(Items listed in a dataset)
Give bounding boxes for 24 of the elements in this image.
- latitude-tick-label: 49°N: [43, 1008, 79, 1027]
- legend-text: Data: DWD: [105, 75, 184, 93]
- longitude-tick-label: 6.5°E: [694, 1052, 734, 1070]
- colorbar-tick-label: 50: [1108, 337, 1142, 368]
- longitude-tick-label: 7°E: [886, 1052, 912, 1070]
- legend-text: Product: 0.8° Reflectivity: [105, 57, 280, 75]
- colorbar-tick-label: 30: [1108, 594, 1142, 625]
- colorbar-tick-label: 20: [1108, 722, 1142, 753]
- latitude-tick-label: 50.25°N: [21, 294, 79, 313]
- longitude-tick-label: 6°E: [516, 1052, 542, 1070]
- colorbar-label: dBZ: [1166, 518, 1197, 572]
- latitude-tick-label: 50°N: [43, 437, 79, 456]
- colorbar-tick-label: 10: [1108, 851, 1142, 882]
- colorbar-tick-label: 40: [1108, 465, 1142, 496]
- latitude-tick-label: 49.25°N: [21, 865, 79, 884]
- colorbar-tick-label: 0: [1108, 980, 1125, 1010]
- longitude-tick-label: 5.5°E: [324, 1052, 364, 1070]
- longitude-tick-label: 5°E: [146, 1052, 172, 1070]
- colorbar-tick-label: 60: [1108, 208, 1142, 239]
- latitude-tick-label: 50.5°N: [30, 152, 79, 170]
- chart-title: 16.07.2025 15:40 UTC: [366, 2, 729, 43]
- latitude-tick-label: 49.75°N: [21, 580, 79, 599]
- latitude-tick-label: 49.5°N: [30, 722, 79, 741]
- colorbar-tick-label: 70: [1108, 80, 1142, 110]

▶ WHAT TO DO: Give the stretch of the records from the very start through the line containing "- longitude-tick-label: 6.5°E: [694, 1052, 734, 1070]" as a Markdown table with two columns, Row and Line, leaving out any blank lines.

▶ EXERCISE ANSWER:
| Row | Line |
|---|---|
| 1 | Give bounding boxes for 24 of the elements in this image. |
| 2 | - latitude-tick-label: 49°N: [43, 1008, 79, 1027] |
| 3 | - legend-text: Data: DWD: [105, 75, 184, 93] |
| 4 | - longitude-tick-label: 6.5°E: [694, 1052, 734, 1070] |